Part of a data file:
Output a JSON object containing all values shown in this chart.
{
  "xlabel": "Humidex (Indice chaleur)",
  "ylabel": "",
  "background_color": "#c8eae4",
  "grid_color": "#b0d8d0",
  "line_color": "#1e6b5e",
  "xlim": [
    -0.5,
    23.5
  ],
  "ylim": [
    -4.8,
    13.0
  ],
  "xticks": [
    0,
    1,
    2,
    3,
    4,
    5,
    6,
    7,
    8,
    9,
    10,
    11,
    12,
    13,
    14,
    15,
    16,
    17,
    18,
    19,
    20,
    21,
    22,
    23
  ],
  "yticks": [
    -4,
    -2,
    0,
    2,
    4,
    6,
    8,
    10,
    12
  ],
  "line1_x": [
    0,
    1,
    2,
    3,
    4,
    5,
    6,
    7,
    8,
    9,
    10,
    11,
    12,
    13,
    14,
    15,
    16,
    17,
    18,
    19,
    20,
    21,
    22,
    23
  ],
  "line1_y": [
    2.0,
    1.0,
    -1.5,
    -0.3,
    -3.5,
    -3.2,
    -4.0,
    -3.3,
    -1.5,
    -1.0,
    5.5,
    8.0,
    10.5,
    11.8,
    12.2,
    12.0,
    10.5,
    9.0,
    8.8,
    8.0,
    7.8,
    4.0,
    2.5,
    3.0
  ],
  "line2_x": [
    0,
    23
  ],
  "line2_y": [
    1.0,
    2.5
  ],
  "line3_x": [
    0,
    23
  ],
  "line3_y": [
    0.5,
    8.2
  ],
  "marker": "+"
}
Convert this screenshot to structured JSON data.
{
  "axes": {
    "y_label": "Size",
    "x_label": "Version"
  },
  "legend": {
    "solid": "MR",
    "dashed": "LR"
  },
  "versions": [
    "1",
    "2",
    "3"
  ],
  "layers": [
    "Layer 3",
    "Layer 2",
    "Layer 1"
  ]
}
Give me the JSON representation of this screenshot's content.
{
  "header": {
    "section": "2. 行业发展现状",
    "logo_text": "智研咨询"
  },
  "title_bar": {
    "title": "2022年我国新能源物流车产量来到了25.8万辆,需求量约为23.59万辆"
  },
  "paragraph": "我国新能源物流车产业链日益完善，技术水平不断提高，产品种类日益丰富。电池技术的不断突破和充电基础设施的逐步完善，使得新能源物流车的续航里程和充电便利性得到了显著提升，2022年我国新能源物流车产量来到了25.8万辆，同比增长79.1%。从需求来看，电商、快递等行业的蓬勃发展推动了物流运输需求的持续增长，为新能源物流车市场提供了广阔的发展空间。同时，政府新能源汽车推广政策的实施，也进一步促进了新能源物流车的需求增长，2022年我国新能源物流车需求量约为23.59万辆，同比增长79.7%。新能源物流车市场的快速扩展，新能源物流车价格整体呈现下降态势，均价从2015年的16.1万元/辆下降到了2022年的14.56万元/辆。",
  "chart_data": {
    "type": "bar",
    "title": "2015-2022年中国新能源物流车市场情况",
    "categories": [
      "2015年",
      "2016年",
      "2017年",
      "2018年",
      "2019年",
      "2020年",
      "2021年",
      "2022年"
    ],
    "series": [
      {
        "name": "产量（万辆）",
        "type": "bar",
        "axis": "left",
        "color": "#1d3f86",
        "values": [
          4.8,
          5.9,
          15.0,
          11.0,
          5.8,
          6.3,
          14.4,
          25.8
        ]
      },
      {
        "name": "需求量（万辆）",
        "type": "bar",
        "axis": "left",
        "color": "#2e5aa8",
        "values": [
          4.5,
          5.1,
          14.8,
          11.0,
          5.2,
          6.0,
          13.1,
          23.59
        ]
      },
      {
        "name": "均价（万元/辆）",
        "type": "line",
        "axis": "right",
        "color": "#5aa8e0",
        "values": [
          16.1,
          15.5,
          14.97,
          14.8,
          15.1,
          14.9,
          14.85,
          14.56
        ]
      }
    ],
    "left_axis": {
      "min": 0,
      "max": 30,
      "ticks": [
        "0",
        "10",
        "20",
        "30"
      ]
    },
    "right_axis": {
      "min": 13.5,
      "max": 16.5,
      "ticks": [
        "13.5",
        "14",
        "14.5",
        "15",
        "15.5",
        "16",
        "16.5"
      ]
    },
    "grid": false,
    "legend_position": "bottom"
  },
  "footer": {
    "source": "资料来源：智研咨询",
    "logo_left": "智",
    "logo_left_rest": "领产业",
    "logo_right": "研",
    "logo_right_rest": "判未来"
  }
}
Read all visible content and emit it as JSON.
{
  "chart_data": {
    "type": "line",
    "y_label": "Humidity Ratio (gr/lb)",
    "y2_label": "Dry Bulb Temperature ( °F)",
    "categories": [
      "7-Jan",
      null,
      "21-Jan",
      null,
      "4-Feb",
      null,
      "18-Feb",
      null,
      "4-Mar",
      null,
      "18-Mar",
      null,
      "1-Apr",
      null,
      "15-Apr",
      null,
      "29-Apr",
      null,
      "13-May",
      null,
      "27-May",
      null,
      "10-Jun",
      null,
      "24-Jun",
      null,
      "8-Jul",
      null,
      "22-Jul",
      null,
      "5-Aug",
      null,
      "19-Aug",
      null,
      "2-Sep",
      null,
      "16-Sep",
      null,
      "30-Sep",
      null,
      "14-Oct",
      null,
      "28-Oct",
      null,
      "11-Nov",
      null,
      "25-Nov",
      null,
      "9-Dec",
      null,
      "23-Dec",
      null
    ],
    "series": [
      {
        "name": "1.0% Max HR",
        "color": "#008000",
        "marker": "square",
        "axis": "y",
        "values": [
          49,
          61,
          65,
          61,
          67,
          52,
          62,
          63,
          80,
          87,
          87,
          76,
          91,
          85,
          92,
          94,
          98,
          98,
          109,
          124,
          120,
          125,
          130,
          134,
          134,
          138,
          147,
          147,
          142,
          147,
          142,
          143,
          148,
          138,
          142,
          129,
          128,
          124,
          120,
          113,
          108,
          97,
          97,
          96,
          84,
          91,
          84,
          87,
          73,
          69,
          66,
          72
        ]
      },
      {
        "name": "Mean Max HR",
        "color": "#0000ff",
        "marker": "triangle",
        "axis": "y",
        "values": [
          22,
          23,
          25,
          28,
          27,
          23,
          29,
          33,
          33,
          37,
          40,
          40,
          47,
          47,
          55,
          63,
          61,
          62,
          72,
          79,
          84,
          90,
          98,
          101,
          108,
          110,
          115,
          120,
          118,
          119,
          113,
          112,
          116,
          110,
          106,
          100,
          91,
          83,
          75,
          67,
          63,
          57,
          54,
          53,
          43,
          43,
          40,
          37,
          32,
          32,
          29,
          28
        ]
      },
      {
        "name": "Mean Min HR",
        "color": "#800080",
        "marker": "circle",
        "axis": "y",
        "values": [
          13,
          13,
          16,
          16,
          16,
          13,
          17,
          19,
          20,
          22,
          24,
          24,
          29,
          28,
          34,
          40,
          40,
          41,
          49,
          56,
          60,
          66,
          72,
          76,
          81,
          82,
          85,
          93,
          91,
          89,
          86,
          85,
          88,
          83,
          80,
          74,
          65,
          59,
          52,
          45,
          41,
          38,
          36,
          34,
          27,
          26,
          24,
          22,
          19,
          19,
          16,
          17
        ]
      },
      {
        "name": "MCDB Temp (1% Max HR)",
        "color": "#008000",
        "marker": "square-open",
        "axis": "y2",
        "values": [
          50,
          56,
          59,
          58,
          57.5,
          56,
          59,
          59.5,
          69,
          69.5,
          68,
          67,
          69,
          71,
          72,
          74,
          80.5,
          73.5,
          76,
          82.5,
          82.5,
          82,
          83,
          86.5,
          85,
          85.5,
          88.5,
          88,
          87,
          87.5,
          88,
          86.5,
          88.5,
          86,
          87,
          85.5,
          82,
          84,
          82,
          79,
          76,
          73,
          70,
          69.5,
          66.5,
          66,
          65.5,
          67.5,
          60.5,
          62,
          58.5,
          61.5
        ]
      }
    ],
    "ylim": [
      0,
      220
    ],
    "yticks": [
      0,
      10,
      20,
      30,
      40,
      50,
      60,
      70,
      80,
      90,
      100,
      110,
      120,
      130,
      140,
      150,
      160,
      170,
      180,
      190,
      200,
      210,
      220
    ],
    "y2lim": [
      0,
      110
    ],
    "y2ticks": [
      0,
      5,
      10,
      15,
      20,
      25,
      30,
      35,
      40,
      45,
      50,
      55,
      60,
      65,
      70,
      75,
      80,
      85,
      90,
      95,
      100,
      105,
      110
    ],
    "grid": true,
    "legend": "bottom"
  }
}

> **Exercise aim**: Where a line contains "marker", copy that line.

> **Worked answer**:
  "marker": "+"
        "marker": "square",
        "marker": "triangle",
        "marker": "circle",
        "marker": "square-open",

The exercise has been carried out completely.